Scan the lines below; pull out those with "Сабурова".

Figure collection entries

════════

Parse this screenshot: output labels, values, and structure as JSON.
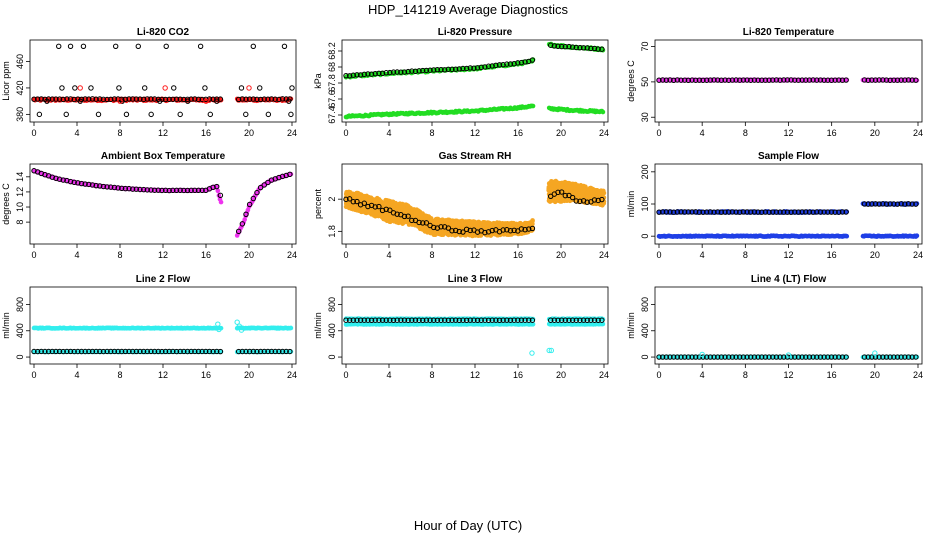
{
  "figure": {
    "title": "HDP_141219  Average Diagnostics",
    "xlabel": "Hour of Day (UTC)"
  },
  "colors": {
    "red": "#ff1a1a",
    "black": "#000000",
    "green": "#22dd22",
    "magenta": "#ee33ee",
    "orange": "#f5a623",
    "blue": "#1f3fe6",
    "cyan": "#33eeee"
  },
  "chart_data": [
    {
      "type": "scatter",
      "title": "Li-820 CO2",
      "ylabel": "Licor ppm",
      "xlim": [
        0,
        24
      ],
      "ylim": [
        373,
        488
      ],
      "xticks": [
        0,
        4,
        8,
        12,
        16,
        20,
        24
      ],
      "yticks": [
        380,
        420,
        460
      ],
      "gaps": [
        [
          17.4,
          18.8
        ]
      ],
      "series": [
        {
          "name": "red",
          "color": "red",
          "kind": "flat",
          "y": 402,
          "jitter": 1.5
        },
        {
          "name": "black-mean",
          "color": "black",
          "kind": "flat",
          "y": 403,
          "jitter": 0.5,
          "hollow": true
        },
        {
          "name": "black-upper",
          "color": "black",
          "kind": "scatter",
          "hollow": true,
          "points": [
            [
              0.5,
              380
            ],
            [
              1.2,
              400
            ],
            [
              2.3,
              483
            ],
            [
              2.6,
              420
            ],
            [
              3.0,
              380
            ],
            [
              3.4,
              483
            ],
            [
              3.8,
              420
            ],
            [
              4.3,
              400
            ],
            [
              4.6,
              483
            ],
            [
              5.3,
              420
            ],
            [
              6.0,
              380
            ],
            [
              7.6,
              483
            ],
            [
              7.9,
              420
            ],
            [
              8.2,
              400
            ],
            [
              8.6,
              380
            ],
            [
              9.7,
              483
            ],
            [
              10.3,
              420
            ],
            [
              10.9,
              380
            ],
            [
              11.7,
              400
            ],
            [
              12.3,
              483
            ],
            [
              13.0,
              420
            ],
            [
              13.6,
              380
            ],
            [
              14.3,
              400
            ],
            [
              15.5,
              483
            ],
            [
              15.9,
              420
            ],
            [
              16.4,
              380
            ],
            [
              17.0,
              400
            ],
            [
              19.3,
              420
            ],
            [
              19.7,
              380
            ],
            [
              20.4,
              483
            ],
            [
              21.0,
              420
            ],
            [
              21.8,
              380
            ],
            [
              23.3,
              483
            ],
            [
              23.9,
              380
            ],
            [
              24.0,
              420
            ],
            [
              23.7,
              400
            ]
          ]
        },
        {
          "name": "red-outliers",
          "color": "red",
          "kind": "scatter",
          "hollow": true,
          "points": [
            [
              4.3,
              420
            ],
            [
              12.2,
              420
            ],
            [
              20.0,
              420
            ],
            [
              8.0,
              400
            ],
            [
              16.0,
              400
            ]
          ]
        }
      ]
    },
    {
      "type": "scatter",
      "title": "Li-820 Pressure",
      "ylabel": "kPa",
      "xlim": [
        0,
        24
      ],
      "ylim": [
        67.35,
        68.3
      ],
      "xticks": [
        0,
        4,
        8,
        12,
        16,
        20,
        24
      ],
      "yticks": [
        67.4,
        67.6,
        67.8,
        68.0,
        68.2
      ],
      "gaps": [
        [
          17.4,
          18.8
        ]
      ],
      "series": [
        {
          "name": "green-lower",
          "color": "green",
          "kind": "line",
          "points": [
            [
              0,
              67.38
            ],
            [
              4,
              67.41
            ],
            [
              8,
              67.43
            ],
            [
              12,
              67.45
            ],
            [
              16,
              67.49
            ],
            [
              17.3,
              67.51
            ],
            [
              18.9,
              67.48
            ],
            [
              21,
              67.46
            ],
            [
              24,
              67.44
            ]
          ],
          "jitter": 0.01
        },
        {
          "name": "green-upper",
          "color": "green",
          "kind": "line",
          "points": [
            [
              0,
              67.88
            ],
            [
              4,
              67.92
            ],
            [
              8,
              67.95
            ],
            [
              12,
              67.98
            ],
            [
              16,
              68.04
            ],
            [
              17.3,
              68.07
            ],
            [
              18.9,
              68.28
            ],
            [
              21,
              68.25
            ],
            [
              24,
              68.22
            ]
          ],
          "jitter": 0.012
        },
        {
          "name": "black-upper",
          "color": "black",
          "kind": "line",
          "hollow": true,
          "points": [
            [
              0,
              67.89
            ],
            [
              4,
              67.93
            ],
            [
              8,
              67.96
            ],
            [
              12,
              67.99
            ],
            [
              16,
              68.05
            ],
            [
              17.3,
              68.08
            ],
            [
              18.9,
              68.27
            ],
            [
              21,
              68.25
            ],
            [
              24,
              68.22
            ]
          ],
          "jitter": 0.004
        }
      ]
    },
    {
      "type": "scatter",
      "title": "Li-820 Temperature",
      "ylabel": "degrees C",
      "xlim": [
        0,
        24
      ],
      "ylim": [
        29,
        72
      ],
      "xticks": [
        0,
        4,
        8,
        12,
        16,
        20,
        24
      ],
      "yticks": [
        30,
        50,
        70
      ],
      "gaps": [
        [
          17.4,
          18.8
        ]
      ],
      "series": [
        {
          "name": "magenta",
          "color": "magenta",
          "kind": "flat",
          "y": 51,
          "jitter": 0.2
        },
        {
          "name": "black",
          "color": "black",
          "kind": "flat",
          "y": 51,
          "jitter": 0.1,
          "hollow": true
        }
      ]
    },
    {
      "type": "scatter",
      "title": "Ambient Box Temperature",
      "ylabel": "degrees C",
      "xlim": [
        0,
        24
      ],
      "ylim": [
        5.5,
        15.3
      ],
      "xticks": [
        0,
        4,
        8,
        12,
        16,
        20,
        24
      ],
      "yticks": [
        8,
        10,
        12,
        14
      ],
      "gaps": [
        [
          17.4,
          18.8
        ]
      ],
      "series": [
        {
          "name": "magenta",
          "color": "magenta",
          "kind": "line",
          "points": [
            [
              0,
              14.8
            ],
            [
              2,
              13.8
            ],
            [
              4,
              13.2
            ],
            [
              6,
              12.8
            ],
            [
              8,
              12.5
            ],
            [
              10,
              12.3
            ],
            [
              12,
              12.2
            ],
            [
              14,
              12.2
            ],
            [
              16,
              12.2
            ],
            [
              16.5,
              12.6
            ],
            [
              17.0,
              12.7
            ],
            [
              17.3,
              11.0
            ],
            [
              18.9,
              6.2
            ],
            [
              19.5,
              8.0
            ],
            [
              20,
              10.0
            ],
            [
              21,
              12.5
            ],
            [
              22,
              13.5
            ],
            [
              23,
              14.0
            ],
            [
              24,
              14.4
            ]
          ],
          "jitter": 0.05
        },
        {
          "name": "black",
          "color": "black",
          "kind": "line",
          "hollow": true,
          "points": [
            [
              0,
              14.8
            ],
            [
              2,
              13.8
            ],
            [
              4,
              13.2
            ],
            [
              6,
              12.8
            ],
            [
              8,
              12.5
            ],
            [
              10,
              12.3
            ],
            [
              12,
              12.2
            ],
            [
              14,
              12.2
            ],
            [
              16,
              12.2
            ],
            [
              16.6,
              12.6
            ],
            [
              17.0,
              12.7
            ],
            [
              18.9,
              6.4
            ],
            [
              19.5,
              8.1
            ],
            [
              20,
              10.2
            ],
            [
              21,
              12.5
            ],
            [
              22,
              13.5
            ],
            [
              23,
              14.0
            ],
            [
              24,
              14.4
            ]
          ],
          "jitter": 0.02
        }
      ]
    },
    {
      "type": "scatter",
      "title": "Gas Stream RH",
      "ylabel": "percent",
      "xlim": [
        0,
        24
      ],
      "ylim": [
        1.74,
        2.2
      ],
      "xticks": [
        0,
        4,
        8,
        12,
        16,
        20,
        24
      ],
      "yticks": [
        1.8,
        2.0
      ],
      "gaps": [
        [
          17.4,
          18.8
        ]
      ],
      "series": [
        {
          "name": "orange-band",
          "color": "orange",
          "kind": "band",
          "density": 7,
          "lower": [
            [
              0,
              1.95
            ],
            [
              2,
              1.91
            ],
            [
              4,
              1.86
            ],
            [
              6,
              1.84
            ],
            [
              8,
              1.78
            ],
            [
              12,
              1.77
            ],
            [
              16,
              1.78
            ],
            [
              17.3,
              1.8
            ],
            [
              18.9,
              1.98
            ],
            [
              21,
              1.99
            ],
            [
              24,
              1.96
            ]
          ],
          "upper": [
            [
              0,
              2.06
            ],
            [
              2,
              2.02
            ],
            [
              4,
              1.99
            ],
            [
              6,
              1.96
            ],
            [
              8,
              1.88
            ],
            [
              12,
              1.86
            ],
            [
              16,
              1.85
            ],
            [
              17.3,
              1.86
            ],
            [
              18.9,
              2.12
            ],
            [
              21,
              2.1
            ],
            [
              24,
              2.05
            ]
          ]
        },
        {
          "name": "black",
          "color": "black",
          "kind": "line",
          "hollow": true,
          "points": [
            [
              0,
              2.0
            ],
            [
              2,
              1.96
            ],
            [
              4,
              1.93
            ],
            [
              6,
              1.88
            ],
            [
              8,
              1.83
            ],
            [
              10,
              1.81
            ],
            [
              12,
              1.8
            ],
            [
              14,
              1.8
            ],
            [
              16,
              1.81
            ],
            [
              17.3,
              1.82
            ],
            [
              19,
              2.02
            ],
            [
              20,
              2.04
            ],
            [
              22,
              1.98
            ],
            [
              24,
              2.0
            ]
          ],
          "jitter": 0.01
        }
      ]
    },
    {
      "type": "scatter",
      "title": "Sample Flow",
      "ylabel": "ml/min",
      "xlim": [
        0,
        24
      ],
      "ylim": [
        -15,
        215
      ],
      "xticks": [
        0,
        4,
        8,
        12,
        16,
        20,
        24
      ],
      "yticks": [
        0,
        100,
        200
      ],
      "gaps": [
        [
          17.4,
          18.8
        ]
      ],
      "series": [
        {
          "name": "blue-high",
          "color": "blue",
          "kind": "flat",
          "y": 75,
          "jitter": 2,
          "post_gap_y": 100
        },
        {
          "name": "blue-low",
          "color": "blue",
          "kind": "flat",
          "y": 0,
          "jitter": 1.5
        },
        {
          "name": "black",
          "color": "black",
          "kind": "flat",
          "y": 75,
          "jitter": 0.5,
          "hollow": true,
          "post_gap_y": 100
        }
      ]
    },
    {
      "type": "scatter",
      "title": "Line 2 Flow",
      "ylabel": "ml/min",
      "xlim": [
        0,
        24
      ],
      "ylim": [
        -60,
        1020
      ],
      "xticks": [
        0,
        4,
        8,
        12,
        16,
        20,
        24
      ],
      "yticks": [
        0,
        400,
        800
      ],
      "gaps": [
        [
          17.4,
          18.8
        ]
      ],
      "series": [
        {
          "name": "cyan-high",
          "color": "cyan",
          "kind": "flat",
          "y": 440,
          "jitter": 5
        },
        {
          "name": "cyan-low",
          "color": "cyan",
          "kind": "flat",
          "y": 80,
          "jitter": 3
        },
        {
          "name": "black",
          "color": "black",
          "kind": "flat",
          "y": 85,
          "jitter": 1,
          "hollow": true
        },
        {
          "name": "cyan-outliers",
          "color": "cyan",
          "kind": "scatter",
          "hollow": true,
          "points": [
            [
              17.1,
              500
            ],
            [
              17.2,
              420
            ],
            [
              18.9,
              530
            ],
            [
              19.1,
              470
            ],
            [
              19.3,
              410
            ]
          ]
        }
      ]
    },
    {
      "type": "scatter",
      "title": "Line 3 Flow",
      "ylabel": "ml/min",
      "xlim": [
        0,
        24
      ],
      "ylim": [
        -60,
        1020
      ],
      "xticks": [
        0,
        4,
        8,
        12,
        16,
        20,
        24
      ],
      "yticks": [
        0,
        400,
        800
      ],
      "gaps": [
        [
          17.4,
          18.8
        ]
      ],
      "series": [
        {
          "name": "cyan-high",
          "color": "cyan",
          "kind": "flat",
          "y": 580,
          "jitter": 5
        },
        {
          "name": "cyan-low",
          "color": "cyan",
          "kind": "flat",
          "y": 500,
          "jitter": 5
        },
        {
          "name": "black",
          "color": "black",
          "kind": "flat",
          "y": 560,
          "jitter": 1,
          "hollow": true
        },
        {
          "name": "cyan-outliers",
          "color": "cyan",
          "kind": "scatter",
          "hollow": true,
          "points": [
            [
              17.3,
              60
            ],
            [
              18.9,
              100
            ],
            [
              19.1,
              100
            ]
          ]
        }
      ]
    },
    {
      "type": "scatter",
      "title": "Line 4 (LT) Flow",
      "ylabel": "ml/min",
      "xlim": [
        0,
        24
      ],
      "ylim": [
        -60,
        1020
      ],
      "xticks": [
        0,
        4,
        8,
        12,
        16,
        20,
        24
      ],
      "yticks": [
        0,
        400,
        800
      ],
      "gaps": [
        [
          17.4,
          18.8
        ]
      ],
      "series": [
        {
          "name": "cyan",
          "color": "cyan",
          "kind": "flat",
          "y": 0,
          "jitter": 2
        },
        {
          "name": "black",
          "color": "black",
          "kind": "flat",
          "y": 0,
          "jitter": 0.5,
          "hollow": true
        },
        {
          "name": "cyan-outliers",
          "color": "cyan",
          "kind": "scatter",
          "hollow": true,
          "points": [
            [
              4,
              40
            ],
            [
              12,
              30
            ],
            [
              20,
              60
            ]
          ]
        }
      ]
    }
  ]
}
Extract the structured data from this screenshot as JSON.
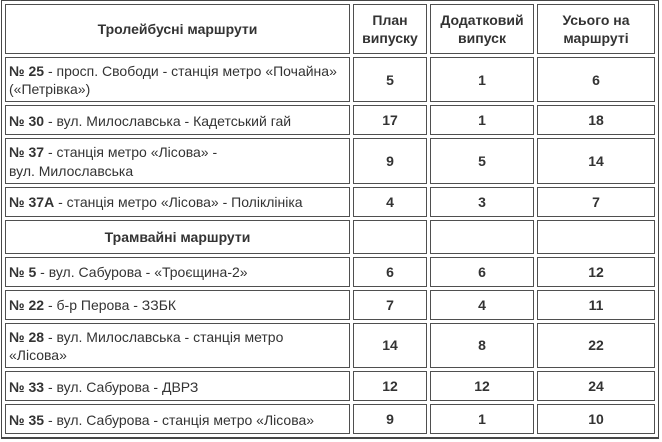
{
  "table": {
    "columns": [
      "Тролейбусні маршрути",
      "План випуску",
      "Додатковий випуск",
      "Усього на маршруті"
    ],
    "rows": [
      {
        "type": "route",
        "num": "№ 25",
        "desc": " - просп. Свободи - станція метро «Почайна»\n(«Петрівка»)",
        "plan": "5",
        "extra": "1",
        "total": "6"
      },
      {
        "type": "route",
        "num": "№ 30",
        "desc": " - вул. Милославська - Кадетський гай",
        "plan": "17",
        "extra": "1",
        "total": "18"
      },
      {
        "type": "route",
        "num": "№ 37",
        "desc": " - станція метро «Лісова» -\nвул. Милославська",
        "plan": "9",
        "extra": "5",
        "total": "14"
      },
      {
        "type": "route",
        "num": "№ 37А",
        "desc": " - станція метро «Лісова» - Поліклініка",
        "plan": "4",
        "extra": "3",
        "total": "7"
      },
      {
        "type": "section",
        "label": "Трамвайні маршрути"
      },
      {
        "type": "route",
        "num": "№ 5",
        "desc": " - вул. Сабурова - «Троєщина-2»",
        "plan": "6",
        "extra": "6",
        "total": "12"
      },
      {
        "type": "route",
        "num": "№ 22",
        "desc": " - б-р Перова - ЗЗБК",
        "plan": "7",
        "extra": "4",
        "total": "11"
      },
      {
        "type": "route",
        "num": "№ 28",
        "desc": " - вул. Милославська - станція метро\n«Лісова»",
        "plan": "14",
        "extra": "8",
        "total": "22"
      },
      {
        "type": "route",
        "num": "№ 33",
        "desc": " - вул. Сабурова - ДВРЗ",
        "plan": "12",
        "extra": "12",
        "total": "24"
      },
      {
        "type": "route",
        "num": "№ 35",
        "desc": " - вул. Сабурова - станція метро «Лісова»",
        "plan": "9",
        "extra": "1",
        "total": "10"
      }
    ]
  },
  "colors": {
    "text": "#333333",
    "cell_border": "#4f4f4f",
    "outer_border": "#474747",
    "background": "#ffffff"
  }
}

════════

◆ **ANSWER TO THIS PROBLEM**:
        "desc": " - вул. Сабурова - «Троєщина-2»",
        "desc": " - вул. Сабурова - ДВРЗ",
        "desc": " - вул. Сабурова - станція метро «Лісова»",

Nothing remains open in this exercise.